## What is needed:
Give the number of lines in the data that hold the string "name". Nothing else is needed.

## The records:
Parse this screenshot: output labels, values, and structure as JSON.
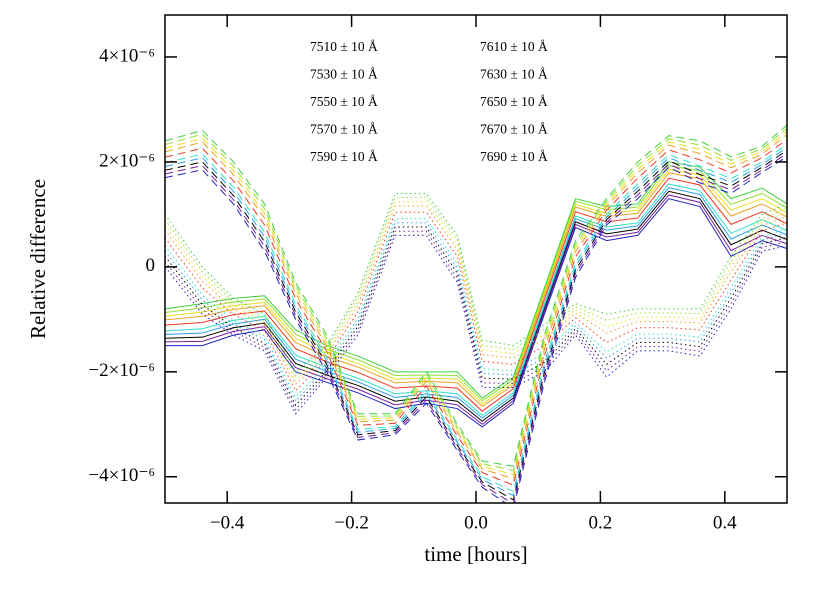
{
  "chart_data": {
    "type": "line",
    "xlabel": "time [hours]",
    "ylabel": "Relative difference",
    "x": [
      -0.5,
      -0.44,
      -0.39,
      -0.34,
      -0.29,
      -0.24,
      -0.19,
      -0.13,
      -0.08,
      -0.03,
      0.01,
      0.06,
      0.11,
      0.16,
      0.21,
      0.26,
      0.31,
      0.36,
      0.41,
      0.46,
      0.5
    ],
    "xlim": [
      -0.5,
      0.5
    ],
    "xticks": [
      {
        "value": -0.4,
        "label": "−0.4"
      },
      {
        "value": -0.2,
        "label": "−0.2"
      },
      {
        "value": 0,
        "label": "0.0"
      },
      0.2,
      0.4
    ],
    "ylim": [
      -4.5e-06,
      4.8e-06
    ],
    "yticks": [
      {
        "value": -4e-06,
        "label": "−4×10⁻⁶"
      },
      {
        "value": -2e-06,
        "label": "−2×10⁻⁶"
      },
      0,
      {
        "value": 2e-06,
        "label": "2×10⁻⁶"
      },
      {
        "value": 4e-06,
        "label": "4×10⁻⁶"
      }
    ],
    "grid": false,
    "series": [
      {
        "name": "7510 ± 10 Å",
        "color": "#000000",
        "values": [
          -1.36e-06,
          -1.34e-06,
          -1.16e-06,
          -1.07e-06,
          -1.84e-06,
          -2.06e-06,
          -2.26e-06,
          -2.56e-06,
          -2.48e-06,
          -2.56e-06,
          -2.94e-06,
          -2.5e-06,
          -8e-07,
          8.6e-07,
          6.3e-07,
          7.2e-07,
          1.44e-06,
          1.3e-06,
          4.2e-07,
          7e-07,
          5.2e-07
        ],
        "dashed_values": [
          1.84e-06,
          2e-06,
          1.36e-06,
          4.8e-07,
          -8.6e-07,
          -1.86e-06,
          -3.2e-06,
          -3.12e-06,
          -2.48e-06,
          -3.4e-06,
          -4.1e-06,
          -4.44e-06,
          -2.02e-06,
          -6e-08,
          9e-07,
          1.44e-06,
          2.02e-06,
          1.76e-06,
          1.54e-06,
          1.9e-06,
          2.22e-06
        ],
        "dotted_values": [
          2e-07,
          -7.2e-07,
          -1.16e-06,
          -1.46e-06,
          -2.64e-06,
          -1.98e-06,
          -1.14e-06,
          7.6e-07,
          7.6e-07,
          -1.2e-07,
          -2.12e-06,
          -2.14e-06,
          -1.82e-06,
          -1.18e-06,
          -1.86e-06,
          -1.44e-06,
          -1.44e-06,
          -1.52e-06,
          -6e-07,
          4.4e-07,
          5.6e-07
        ]
      },
      {
        "name": "7530 ± 10 Å",
        "color": "#7a1fa0",
        "values": [
          -1.43e-06,
          -1.42e-06,
          -1.23e-06,
          -1.14e-06,
          -1.92e-06,
          -2.13e-06,
          -2.33e-06,
          -2.63e-06,
          -2.54e-06,
          -2.63e-06,
          -3e-06,
          -2.55e-06,
          -8.5e-07,
          8.1e-07,
          5.7e-07,
          6.6e-07,
          1.37e-06,
          1.23e-06,
          3.1e-07,
          6e-07,
          4.4e-07
        ],
        "dashed_values": [
          1.77e-06,
          1.93e-06,
          1.28e-06,
          3.9e-07,
          -9.3e-07,
          -1.93e-06,
          -3.25e-06,
          -3.16e-06,
          -2.54e-06,
          -3.45e-06,
          -4.15e-06,
          -4.52e-06,
          -2.11e-06,
          -1.3e-07,
          8.5e-07,
          1.37e-06,
          1.96e-06,
          1.68e-06,
          1.47e-06,
          1.85e-06,
          2.16e-06
        ],
        "dotted_values": [
          1e-07,
          -8.1e-07,
          -1.23e-06,
          -1.53e-06,
          -2.72e-06,
          -2.04e-06,
          -1.22e-06,
          6.8e-07,
          6.8e-07,
          -2.1e-07,
          -2.21e-06,
          -2.22e-06,
          -1.91e-06,
          -1.24e-06,
          -1.98e-06,
          -1.52e-06,
          -1.52e-06,
          -1.61e-06,
          -7e-07,
          3.7e-07,
          4.8e-07
        ]
      },
      {
        "name": "7550 ± 10 Å",
        "color": "#2020c0",
        "values": [
          -1.5e-06,
          -1.5e-06,
          -1.3e-06,
          -1.2e-06,
          -2e-06,
          -2.2e-06,
          -2.4e-06,
          -2.7e-06,
          -2.6e-06,
          -2.7e-06,
          -3.05e-06,
          -2.6e-06,
          -9e-07,
          7.5e-07,
          5e-07,
          6e-07,
          1.3e-06,
          1.15e-06,
          2e-07,
          5e-07,
          3.5e-07
        ],
        "dashed_values": [
          1.7e-06,
          1.85e-06,
          1.2e-06,
          3e-07,
          -1e-06,
          -2e-06,
          -3.3e-06,
          -3.2e-06,
          -2.6e-06,
          -3.5e-06,
          -4.2e-06,
          -4.6e-06,
          -2.2e-06,
          -2e-07,
          8e-07,
          1.3e-06,
          1.9e-06,
          1.6e-06,
          1.4e-06,
          1.8e-06,
          2.1e-06
        ],
        "dotted_values": [
          0.0,
          -9e-07,
          -1.3e-06,
          -1.6e-06,
          -2.8e-06,
          -2.1e-06,
          -1.3e-06,
          6e-07,
          6e-07,
          -3e-07,
          -2.3e-06,
          -2.3e-06,
          -2e-06,
          -1.3e-06,
          -2.1e-06,
          -1.6e-06,
          -1.6e-06,
          -1.7e-06,
          -8e-07,
          3e-07,
          4e-07
        ]
      },
      {
        "name": "7570 ± 10 Å",
        "color": "#2aa0f0",
        "values": [
          -1.29e-06,
          -1.26e-06,
          -1.09e-06,
          -1e-06,
          -1.76e-06,
          -1.99e-06,
          -2.19e-06,
          -2.49e-06,
          -2.42e-06,
          -2.49e-06,
          -2.88e-06,
          -2.45e-06,
          -7.5e-07,
          9.2e-07,
          7e-07,
          7.8e-07,
          1.51e-06,
          1.38e-06,
          5.3e-07,
          8e-07,
          6.1e-07
        ],
        "dashed_values": [
          1.91e-06,
          2.08e-06,
          1.44e-06,
          5.7e-07,
          -7.9e-07,
          -1.79e-06,
          -3.15e-06,
          -3.08e-06,
          -2.42e-06,
          -3.35e-06,
          -4.05e-06,
          -4.36e-06,
          -1.93e-06,
          1e-08,
          9.5e-07,
          1.51e-06,
          2.08e-06,
          1.84e-06,
          1.61e-06,
          1.95e-06,
          2.28e-06
        ],
        "dotted_values": [
          3e-07,
          -6.3e-07,
          -1.09e-06,
          -1.39e-06,
          -2.56e-06,
          -1.92e-06,
          -1.06e-06,
          8.4e-07,
          8.4e-07,
          -3e-08,
          -2.03e-06,
          -2.06e-06,
          -1.73e-06,
          -1.12e-06,
          -1.74e-06,
          -1.36e-06,
          -1.36e-06,
          -1.43e-06,
          -5e-07,
          5.1e-07,
          6.4e-07
        ]
      },
      {
        "name": "7590 ± 10 Å",
        "color": "#30e0c8",
        "values": [
          -1.22e-06,
          -1.18e-06,
          -1.02e-06,
          -9.4e-07,
          -1.68e-06,
          -1.92e-06,
          -2.12e-06,
          -2.42e-06,
          -2.36e-06,
          -2.42e-06,
          -2.83e-06,
          -2.4e-06,
          -7e-07,
          9.7e-07,
          7.6e-07,
          8.4e-07,
          1.58e-06,
          1.45e-06,
          6.4e-07,
          9e-07,
          6.9e-07
        ],
        "dashed_values": [
          1.98e-06,
          2.15e-06,
          1.52e-06,
          6.6e-07,
          -7.2e-07,
          -1.72e-06,
          -3.1e-06,
          -3.04e-06,
          -2.36e-06,
          -3.3e-06,
          -4e-06,
          -4.28e-06,
          -1.84e-06,
          8e-08,
          1e-06,
          1.58e-06,
          2.14e-06,
          1.92e-06,
          1.68e-06,
          2e-06,
          2.34e-06
        ],
        "dotted_values": [
          4e-07,
          -5.4e-07,
          -1.02e-06,
          -1.32e-06,
          -2.48e-06,
          -1.86e-06,
          -9.8e-07,
          9.2e-07,
          9.2e-07,
          6e-08,
          -1.94e-06,
          -1.98e-06,
          -1.64e-06,
          -1.06e-06,
          -1.62e-06,
          -1.28e-06,
          -1.28e-06,
          -1.34e-06,
          -4e-07,
          5.8e-07,
          7.2e-07
        ]
      },
      {
        "name": "7610 ± 10 Å",
        "color": "#40d040",
        "values": [
          -8e-07,
          -7e-07,
          -6e-07,
          -5.5e-07,
          -1.2e-06,
          -1.5e-06,
          -1.7e-06,
          -2e-06,
          -2e-06,
          -2e-06,
          -2.5e-06,
          -2.1e-06,
          -4e-07,
          1.3e-06,
          1.15e-06,
          1.2e-06,
          2e-06,
          1.9e-06,
          1.3e-06,
          1.5e-06,
          1.2e-06
        ],
        "dashed_values": [
          2.4e-06,
          2.6e-06,
          2e-06,
          1.2e-06,
          -3e-07,
          -1.3e-06,
          -2.8e-06,
          -2.8e-06,
          -2e-06,
          -3e-06,
          -3.7e-06,
          -3.8e-06,
          -1.3e-06,
          5e-07,
          1.3e-06,
          2e-06,
          2.5e-06,
          2.4e-06,
          2.1e-06,
          2.3e-06,
          2.7e-06
        ],
        "dotted_values": [
          1e-06,
          0.0,
          -6e-07,
          -9e-07,
          -2e-06,
          -1.5e-06,
          -5e-07,
          1.4e-06,
          1.4e-06,
          6e-07,
          -1.4e-06,
          -1.5e-06,
          -1.1e-06,
          -7e-07,
          -9e-07,
          -8e-07,
          -8e-07,
          -8e-07,
          2e-07,
          1e-06,
          1.2e-06
        ]
      },
      {
        "name": "7630 ± 10 Å",
        "color": "#90e030",
        "values": [
          -8.7e-07,
          -7.8e-07,
          -6.7e-07,
          -6.1e-07,
          -1.28e-06,
          -1.57e-06,
          -1.77e-06,
          -2.07e-06,
          -2.06e-06,
          -2.07e-06,
          -2.55e-06,
          -2.15e-06,
          -4.5e-07,
          1.25e-06,
          1.09e-06,
          1.14e-06,
          1.93e-06,
          1.83e-06,
          1.19e-06,
          1.4e-06,
          1.12e-06
        ],
        "dashed_values": [
          2.33e-06,
          2.53e-06,
          1.92e-06,
          1.11e-06,
          -3.7e-07,
          -1.37e-06,
          -2.85e-06,
          -2.84e-06,
          -2.06e-06,
          -3.05e-06,
          -3.75e-06,
          -3.88e-06,
          -1.39e-06,
          4.3e-07,
          1.25e-06,
          1.93e-06,
          2.44e-06,
          2.32e-06,
          2.03e-06,
          2.25e-06,
          2.64e-06
        ],
        "dotted_values": [
          9e-07,
          -9e-08,
          -6.7e-07,
          -9.7e-07,
          -2.08e-06,
          -1.56e-06,
          -5.8e-07,
          1.32e-06,
          1.32e-06,
          5.1e-07,
          -1.49e-06,
          -1.58e-06,
          -1.19e-06,
          -7.6e-07,
          -1.02e-06,
          -8.8e-07,
          -8.8e-07,
          -8.9e-07,
          1e-07,
          9.3e-07,
          1.12e-06
        ]
      },
      {
        "name": "7650 ± 10 Å",
        "color": "#e8e020",
        "values": [
          -9.4e-07,
          -8.6e-07,
          -7.4e-07,
          -6.8e-07,
          -1.36e-06,
          -1.64e-06,
          -1.84e-06,
          -2.14e-06,
          -2.12e-06,
          -2.14e-06,
          -2.61e-06,
          -2.2e-06,
          -5e-07,
          1.19e-06,
          1.02e-06,
          1.08e-06,
          1.86e-06,
          1.75e-06,
          1.08e-06,
          1.3e-06,
          1.03e-06
        ],
        "dashed_values": [
          2.26e-06,
          2.45e-06,
          1.84e-06,
          1.02e-06,
          -4.4e-07,
          -1.44e-06,
          -2.9e-06,
          -2.88e-06,
          -2.12e-06,
          -3.1e-06,
          -3.8e-06,
          -3.96e-06,
          -1.48e-06,
          3.6e-07,
          1.2e-06,
          1.86e-06,
          2.38e-06,
          2.24e-06,
          1.96e-06,
          2.2e-06,
          2.58e-06
        ],
        "dotted_values": [
          8e-07,
          -1.8e-07,
          -7.4e-07,
          -1.04e-06,
          -2.16e-06,
          -1.62e-06,
          -6.6e-07,
          1.24e-06,
          1.24e-06,
          4.2e-07,
          -1.58e-06,
          -1.66e-06,
          -1.28e-06,
          -8.2e-07,
          -1.14e-06,
          -9.6e-07,
          -9.6e-07,
          -9.8e-07,
          0.0,
          8.6e-07,
          1.04e-06
        ]
      },
      {
        "name": "7670 ± 10 Å",
        "color": "#f0a020",
        "values": [
          -1.01e-06,
          -9.4e-07,
          -8.1e-07,
          -7.4e-07,
          -1.44e-06,
          -1.71e-06,
          -1.91e-06,
          -2.21e-06,
          -2.18e-06,
          -2.21e-06,
          -2.66e-06,
          -2.25e-06,
          -5.5e-07,
          1.14e-06,
          9.6e-07,
          1.02e-06,
          1.79e-06,
          1.68e-06,
          9.7e-07,
          1.2e-06,
          9.5e-07
        ],
        "dashed_values": [
          2.19e-06,
          2.38e-06,
          1.76e-06,
          9.3e-07,
          -5.1e-07,
          -1.51e-06,
          -2.95e-06,
          -2.92e-06,
          -2.18e-06,
          -3.15e-06,
          -3.85e-06,
          -4.04e-06,
          -1.57e-06,
          2.9e-07,
          1.15e-06,
          1.79e-06,
          2.32e-06,
          2.16e-06,
          1.89e-06,
          2.15e-06,
          2.52e-06
        ],
        "dotted_values": [
          7e-07,
          -2.7e-07,
          -8.1e-07,
          -1.11e-06,
          -2.24e-06,
          -1.68e-06,
          -7.4e-07,
          1.16e-06,
          1.16e-06,
          3.3e-07,
          -1.67e-06,
          -1.74e-06,
          -1.37e-06,
          -8.8e-07,
          -1.26e-06,
          -1.04e-06,
          -1.04e-06,
          -1.07e-06,
          -1e-07,
          7.9e-07,
          9.6e-07
        ]
      },
      {
        "name": "7690 ± 10 Å",
        "color": "#f03a20",
        "values": [
          -1.11e-06,
          -1.06e-06,
          -9.1e-07,
          -8.4e-07,
          -1.56e-06,
          -1.81e-06,
          -2.01e-06,
          -2.31e-06,
          -2.27e-06,
          -2.31e-06,
          -2.75e-06,
          -2.32e-06,
          -6.2e-07,
          1.05e-06,
          8.6e-07,
          9.3e-07,
          1.69e-06,
          1.56e-06,
          8.1e-07,
          1.05e-06,
          8.2e-07
        ],
        "dashed_values": [
          2.09e-06,
          2.26e-06,
          1.64e-06,
          8e-07,
          -6.1e-07,
          -1.61e-06,
          -3.02e-06,
          -2.98e-06,
          -2.27e-06,
          -3.22e-06,
          -3.92e-06,
          -4.16e-06,
          -1.7e-06,
          1.9e-07,
          1.08e-06,
          1.69e-06,
          2.23e-06,
          2.04e-06,
          1.79e-06,
          2.08e-06,
          2.43e-06
        ],
        "dotted_values": [
          5.5e-07,
          -4e-07,
          -9.1e-07,
          -1.21e-06,
          -2.36e-06,
          -1.77e-06,
          -8.6e-07,
          1.04e-06,
          1.04e-06,
          2e-07,
          -1.8e-06,
          -1.86e-06,
          -1.5e-06,
          -9.7e-07,
          -1.44e-06,
          -1.16e-06,
          -1.16e-06,
          -1.2e-06,
          -2.5e-07,
          6.9e-07,
          8.4e-07
        ]
      }
    ]
  }
}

## Reply to the task:
10